__Exercise requirements__: Copy out each line of the data holding "gamma".

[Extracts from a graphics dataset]
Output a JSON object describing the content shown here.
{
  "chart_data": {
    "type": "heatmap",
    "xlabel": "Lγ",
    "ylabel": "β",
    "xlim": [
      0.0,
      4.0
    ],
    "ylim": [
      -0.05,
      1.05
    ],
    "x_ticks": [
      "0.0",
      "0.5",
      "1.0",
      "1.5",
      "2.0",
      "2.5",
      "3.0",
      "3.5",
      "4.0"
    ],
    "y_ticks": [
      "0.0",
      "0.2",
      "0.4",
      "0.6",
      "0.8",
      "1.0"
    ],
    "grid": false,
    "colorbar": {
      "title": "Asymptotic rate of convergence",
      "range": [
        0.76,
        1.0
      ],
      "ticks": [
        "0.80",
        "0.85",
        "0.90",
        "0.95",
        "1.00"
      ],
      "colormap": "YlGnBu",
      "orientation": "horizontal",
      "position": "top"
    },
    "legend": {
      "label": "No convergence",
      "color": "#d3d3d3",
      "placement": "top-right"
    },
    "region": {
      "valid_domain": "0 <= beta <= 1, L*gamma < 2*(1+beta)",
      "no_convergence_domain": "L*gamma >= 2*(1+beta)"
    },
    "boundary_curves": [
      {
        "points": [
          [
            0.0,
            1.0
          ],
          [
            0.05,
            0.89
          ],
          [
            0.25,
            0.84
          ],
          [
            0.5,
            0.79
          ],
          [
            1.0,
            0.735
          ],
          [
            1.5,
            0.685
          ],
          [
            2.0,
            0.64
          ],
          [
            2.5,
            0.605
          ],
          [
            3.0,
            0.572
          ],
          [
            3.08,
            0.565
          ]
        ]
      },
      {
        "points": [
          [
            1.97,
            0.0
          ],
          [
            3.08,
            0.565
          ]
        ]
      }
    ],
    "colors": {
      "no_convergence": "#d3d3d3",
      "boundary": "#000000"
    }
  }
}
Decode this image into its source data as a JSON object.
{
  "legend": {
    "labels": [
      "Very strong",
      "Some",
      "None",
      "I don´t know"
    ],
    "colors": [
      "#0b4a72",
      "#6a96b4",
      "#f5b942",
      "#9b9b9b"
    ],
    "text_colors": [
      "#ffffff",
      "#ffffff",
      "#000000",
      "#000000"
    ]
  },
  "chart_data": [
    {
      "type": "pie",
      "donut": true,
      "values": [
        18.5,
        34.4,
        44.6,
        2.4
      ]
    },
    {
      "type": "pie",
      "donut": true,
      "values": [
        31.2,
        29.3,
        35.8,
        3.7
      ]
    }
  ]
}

__Solution below__:
      "valid_domain": "0 <= beta <= 1, L*gamma < 2*(1+beta)",
      "no_convergence_domain": "L*gamma >= 2*(1+beta)"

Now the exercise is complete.